- **Task input**
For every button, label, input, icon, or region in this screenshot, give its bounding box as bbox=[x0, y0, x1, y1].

==

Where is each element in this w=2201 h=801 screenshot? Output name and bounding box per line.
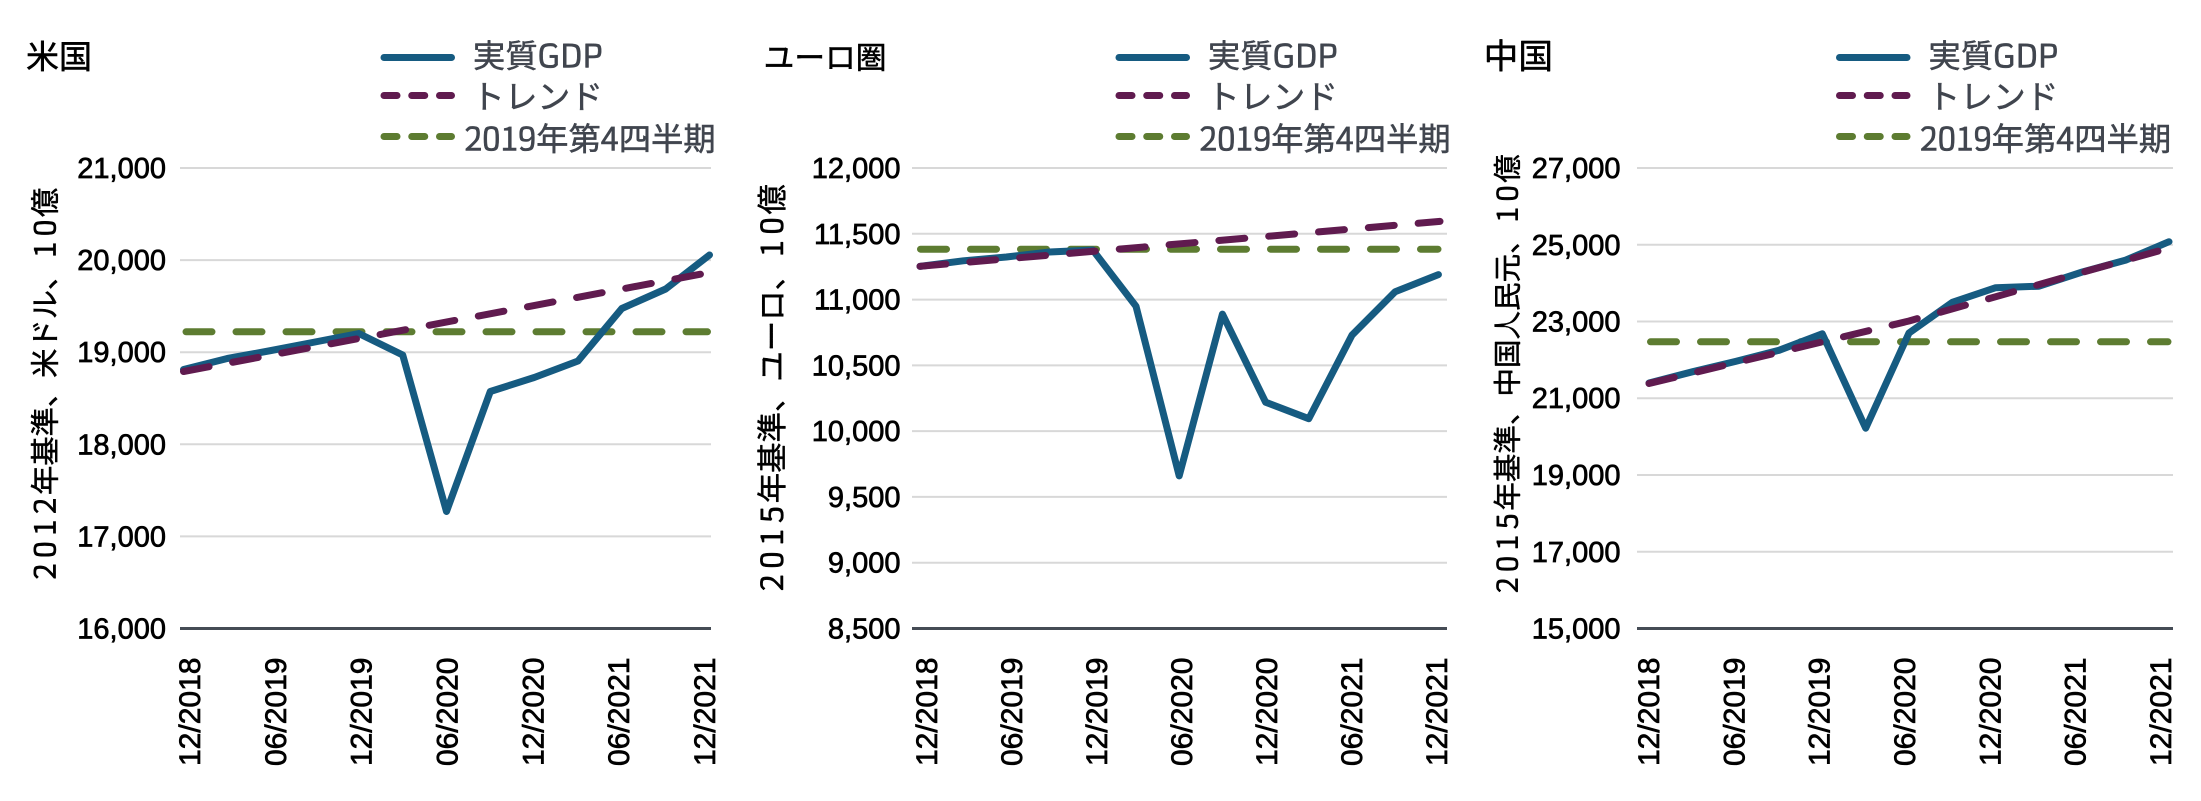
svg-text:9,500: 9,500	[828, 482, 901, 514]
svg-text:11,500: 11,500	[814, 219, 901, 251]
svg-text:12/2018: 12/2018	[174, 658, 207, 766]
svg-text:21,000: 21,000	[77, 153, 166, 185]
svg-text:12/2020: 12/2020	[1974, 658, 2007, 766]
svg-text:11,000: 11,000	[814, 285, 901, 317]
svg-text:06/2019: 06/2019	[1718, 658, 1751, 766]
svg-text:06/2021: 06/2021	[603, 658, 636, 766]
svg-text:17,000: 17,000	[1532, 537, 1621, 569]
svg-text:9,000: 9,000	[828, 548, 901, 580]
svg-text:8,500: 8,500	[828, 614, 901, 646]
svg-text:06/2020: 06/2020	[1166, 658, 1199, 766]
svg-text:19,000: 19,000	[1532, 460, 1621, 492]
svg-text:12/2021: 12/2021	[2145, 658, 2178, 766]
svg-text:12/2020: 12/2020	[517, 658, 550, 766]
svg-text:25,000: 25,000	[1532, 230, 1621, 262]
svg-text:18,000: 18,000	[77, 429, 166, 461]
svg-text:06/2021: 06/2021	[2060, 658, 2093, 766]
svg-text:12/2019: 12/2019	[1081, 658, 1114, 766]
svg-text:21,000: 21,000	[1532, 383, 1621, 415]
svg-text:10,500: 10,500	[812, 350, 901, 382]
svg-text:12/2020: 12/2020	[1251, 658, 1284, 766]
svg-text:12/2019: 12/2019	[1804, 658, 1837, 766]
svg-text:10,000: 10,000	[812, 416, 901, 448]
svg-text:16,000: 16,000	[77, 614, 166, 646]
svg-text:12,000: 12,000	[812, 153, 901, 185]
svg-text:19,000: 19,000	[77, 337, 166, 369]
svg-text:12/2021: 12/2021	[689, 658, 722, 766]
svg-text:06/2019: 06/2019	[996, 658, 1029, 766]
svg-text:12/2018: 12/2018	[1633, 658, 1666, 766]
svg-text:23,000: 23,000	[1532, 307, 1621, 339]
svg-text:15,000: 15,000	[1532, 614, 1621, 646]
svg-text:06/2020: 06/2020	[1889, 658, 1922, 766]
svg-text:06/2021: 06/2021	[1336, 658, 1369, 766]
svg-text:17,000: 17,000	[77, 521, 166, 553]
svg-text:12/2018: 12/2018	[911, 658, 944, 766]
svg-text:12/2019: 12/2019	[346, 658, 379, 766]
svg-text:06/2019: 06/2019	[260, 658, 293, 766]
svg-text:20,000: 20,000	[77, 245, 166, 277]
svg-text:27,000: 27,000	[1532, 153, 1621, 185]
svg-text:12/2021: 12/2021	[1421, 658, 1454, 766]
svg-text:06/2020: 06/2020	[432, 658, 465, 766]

- **Task description**
Arrange the listing between the lines holding "Where is each" and "521, 166, 553]", inclusive, as a two-column CSV with the headers input and output. Give one row for each input and its output, with each field quoted and line breaks replaced by spaces, and leave out the pictures.

- **Solution to this problem**
input,output
"Where is each element in this w=2201 h=801 screenshot? Output name and bounding box per line.","svg-text:9,500: 9,500	[828, 482, 901, 514] svg-text:11,500: 11,500	[814, 219, 901, 251] svg-text:12/2018: 12/2018	[174, 658, 207, 766] svg-text:21,000: 21,000	[77, 153, 166, 185] svg-text:12/2020: 12/2020	[1974, 658, 2007, 766] svg-text:11,000: 11,000	[814, 285, 901, 317] svg-text:06/2019: 06/2019	[1718, 658, 1751, 766] svg-text:06/2021: 06/2021	[603, 658, 636, 766] svg-text:17,000: 17,000	[1532, 537, 1621, 569] svg-text:9,000: 9,000	[828, 548, 901, 580] svg-text:8,500: 8,500	[828, 614, 901, 646] svg-text:06/2020: 06/2020	[1166, 658, 1199, 766] svg-text:19,000: 19,000	[1532, 460, 1621, 492] svg-text:12/2021: 12/2021	[2145, 658, 2178, 766] svg-text:12/2020: 12/2020	[517, 658, 550, 766] svg-text:25,000: 25,000	[1532, 230, 1621, 262] svg-text:18,000: 18,000	[77, 429, 166, 461] svg-text:06/2021: 06/2021	[2060, 658, 2093, 766] svg-text:12/2019: 12/2019	[1081, 658, 1114, 766] svg-text:21,000: 21,000	[1532, 383, 1621, 415] svg-text:10,500: 10,500	[812, 350, 901, 382] svg-text:12/2020: 12/2020	[1251, 658, 1284, 766] svg-text:12/2019: 12/2019	[1804, 658, 1837, 766] svg-text:10,000: 10,000	[812, 416, 901, 448] svg-text:16,000: 16,000	[77, 614, 166, 646] svg-text:12,000: 12,000	[812, 153, 901, 185] svg-text:19,000: 19,000	[77, 337, 166, 369] svg-text:12/2021: 12/2021	[689, 658, 722, 766] svg-text:06/2019: 06/2019	[996, 658, 1029, 766] svg-text:12/2018: 12/2018	[1633, 658, 1666, 766] svg-text:23,000: 23,000	[1532, 307, 1621, 339] svg-text:15,000: 15,000	[1532, 614, 1621, 646] svg-text:06/2020: 06/2020	[1889, 658, 1922, 766] svg-text:06/2021: 06/2021	[1336, 658, 1369, 766] svg-text:17,000: 17,000	[77, 521, 166, 553]"